Bring together all lines of the material below that contain the string "JSON".
--- Stored records ---
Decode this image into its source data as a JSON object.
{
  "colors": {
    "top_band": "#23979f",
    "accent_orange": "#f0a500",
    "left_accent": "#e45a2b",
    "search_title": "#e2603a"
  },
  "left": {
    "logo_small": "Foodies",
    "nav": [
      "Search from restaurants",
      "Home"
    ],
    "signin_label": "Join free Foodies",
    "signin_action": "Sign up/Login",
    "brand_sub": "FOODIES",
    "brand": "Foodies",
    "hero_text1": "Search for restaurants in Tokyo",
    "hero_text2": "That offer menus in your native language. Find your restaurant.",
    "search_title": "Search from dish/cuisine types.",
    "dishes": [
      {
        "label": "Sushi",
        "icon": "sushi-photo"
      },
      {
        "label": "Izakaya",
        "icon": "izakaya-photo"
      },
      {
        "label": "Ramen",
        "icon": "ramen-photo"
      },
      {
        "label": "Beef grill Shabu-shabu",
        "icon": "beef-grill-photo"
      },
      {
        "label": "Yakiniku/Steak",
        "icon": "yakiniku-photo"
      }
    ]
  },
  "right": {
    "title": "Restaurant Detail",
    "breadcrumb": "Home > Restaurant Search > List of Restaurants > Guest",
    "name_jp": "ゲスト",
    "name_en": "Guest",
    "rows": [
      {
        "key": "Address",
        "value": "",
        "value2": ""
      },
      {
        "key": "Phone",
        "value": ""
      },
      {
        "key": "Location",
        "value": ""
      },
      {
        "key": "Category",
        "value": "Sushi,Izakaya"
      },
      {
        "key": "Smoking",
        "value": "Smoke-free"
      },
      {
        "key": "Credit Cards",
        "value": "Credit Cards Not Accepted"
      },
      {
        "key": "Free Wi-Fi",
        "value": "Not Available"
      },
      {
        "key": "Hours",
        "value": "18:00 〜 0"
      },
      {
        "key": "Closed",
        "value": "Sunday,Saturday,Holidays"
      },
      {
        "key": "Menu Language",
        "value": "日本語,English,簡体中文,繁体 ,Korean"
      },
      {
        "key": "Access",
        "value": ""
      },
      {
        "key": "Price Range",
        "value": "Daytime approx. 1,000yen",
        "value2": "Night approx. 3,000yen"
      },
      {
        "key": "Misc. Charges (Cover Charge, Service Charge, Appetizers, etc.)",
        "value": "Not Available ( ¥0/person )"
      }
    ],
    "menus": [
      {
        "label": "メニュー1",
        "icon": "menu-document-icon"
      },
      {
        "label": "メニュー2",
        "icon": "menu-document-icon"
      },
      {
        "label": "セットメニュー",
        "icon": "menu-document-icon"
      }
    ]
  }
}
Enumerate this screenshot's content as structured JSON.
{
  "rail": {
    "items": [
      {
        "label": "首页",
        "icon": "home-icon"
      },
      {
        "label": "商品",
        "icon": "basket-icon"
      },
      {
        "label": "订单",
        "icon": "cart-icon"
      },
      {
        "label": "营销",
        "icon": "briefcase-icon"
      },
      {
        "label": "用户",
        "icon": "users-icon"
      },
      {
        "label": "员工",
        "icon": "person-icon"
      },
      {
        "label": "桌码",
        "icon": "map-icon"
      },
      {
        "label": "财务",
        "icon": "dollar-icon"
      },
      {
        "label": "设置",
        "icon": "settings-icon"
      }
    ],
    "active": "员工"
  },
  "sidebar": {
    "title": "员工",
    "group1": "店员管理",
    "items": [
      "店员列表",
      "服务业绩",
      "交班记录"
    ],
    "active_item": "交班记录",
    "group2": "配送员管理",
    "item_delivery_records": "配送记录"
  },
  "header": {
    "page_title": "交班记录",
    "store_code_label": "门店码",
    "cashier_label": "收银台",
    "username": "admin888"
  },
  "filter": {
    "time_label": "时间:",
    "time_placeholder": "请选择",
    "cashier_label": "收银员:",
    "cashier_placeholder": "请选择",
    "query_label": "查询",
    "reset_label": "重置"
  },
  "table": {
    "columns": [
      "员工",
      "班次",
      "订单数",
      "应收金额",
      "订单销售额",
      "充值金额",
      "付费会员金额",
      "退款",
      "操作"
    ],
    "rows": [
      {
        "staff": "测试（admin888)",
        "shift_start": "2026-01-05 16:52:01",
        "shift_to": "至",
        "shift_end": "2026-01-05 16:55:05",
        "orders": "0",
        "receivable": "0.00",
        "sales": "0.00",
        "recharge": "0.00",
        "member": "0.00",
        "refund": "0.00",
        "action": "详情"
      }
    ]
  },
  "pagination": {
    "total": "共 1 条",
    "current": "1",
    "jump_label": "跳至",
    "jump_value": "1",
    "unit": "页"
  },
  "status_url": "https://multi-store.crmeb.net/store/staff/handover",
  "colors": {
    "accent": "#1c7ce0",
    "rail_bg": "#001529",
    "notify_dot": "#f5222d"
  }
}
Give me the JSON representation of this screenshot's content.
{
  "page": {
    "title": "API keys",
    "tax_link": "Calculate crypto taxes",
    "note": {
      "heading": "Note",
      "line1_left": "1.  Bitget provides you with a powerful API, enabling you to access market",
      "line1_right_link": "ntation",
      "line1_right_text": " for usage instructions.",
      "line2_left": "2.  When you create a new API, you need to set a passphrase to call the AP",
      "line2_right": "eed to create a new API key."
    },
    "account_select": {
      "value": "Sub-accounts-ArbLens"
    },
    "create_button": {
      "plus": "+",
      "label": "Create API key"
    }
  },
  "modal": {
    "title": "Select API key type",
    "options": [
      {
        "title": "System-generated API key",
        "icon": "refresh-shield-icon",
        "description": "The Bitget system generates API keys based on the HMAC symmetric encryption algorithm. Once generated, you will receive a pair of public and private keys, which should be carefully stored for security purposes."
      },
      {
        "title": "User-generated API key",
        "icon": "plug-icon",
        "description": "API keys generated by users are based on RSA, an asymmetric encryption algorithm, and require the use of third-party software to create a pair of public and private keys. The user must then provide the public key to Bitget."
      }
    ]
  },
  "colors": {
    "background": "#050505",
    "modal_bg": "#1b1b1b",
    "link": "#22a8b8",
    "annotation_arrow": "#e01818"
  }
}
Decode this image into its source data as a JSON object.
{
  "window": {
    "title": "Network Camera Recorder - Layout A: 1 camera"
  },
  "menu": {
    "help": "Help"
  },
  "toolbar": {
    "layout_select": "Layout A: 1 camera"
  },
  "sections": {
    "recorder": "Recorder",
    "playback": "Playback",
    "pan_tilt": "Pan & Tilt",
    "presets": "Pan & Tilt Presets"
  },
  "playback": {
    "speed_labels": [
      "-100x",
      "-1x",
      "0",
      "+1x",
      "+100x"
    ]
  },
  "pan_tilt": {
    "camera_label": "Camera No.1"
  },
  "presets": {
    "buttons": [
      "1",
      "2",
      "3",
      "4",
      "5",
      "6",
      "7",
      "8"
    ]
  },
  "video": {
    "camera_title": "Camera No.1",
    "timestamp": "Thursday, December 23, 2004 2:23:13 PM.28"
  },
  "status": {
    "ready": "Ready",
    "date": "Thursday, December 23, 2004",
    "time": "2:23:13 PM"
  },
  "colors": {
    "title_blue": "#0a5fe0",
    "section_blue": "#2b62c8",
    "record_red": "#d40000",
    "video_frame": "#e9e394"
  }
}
---
*Task result*
Decode this image into its source data as a JSON object.
Enumerate this screenshot's content as structured JSON.
Give me the JSON representation of this screenshot's content.
Decode this image into its source data as a JSON object.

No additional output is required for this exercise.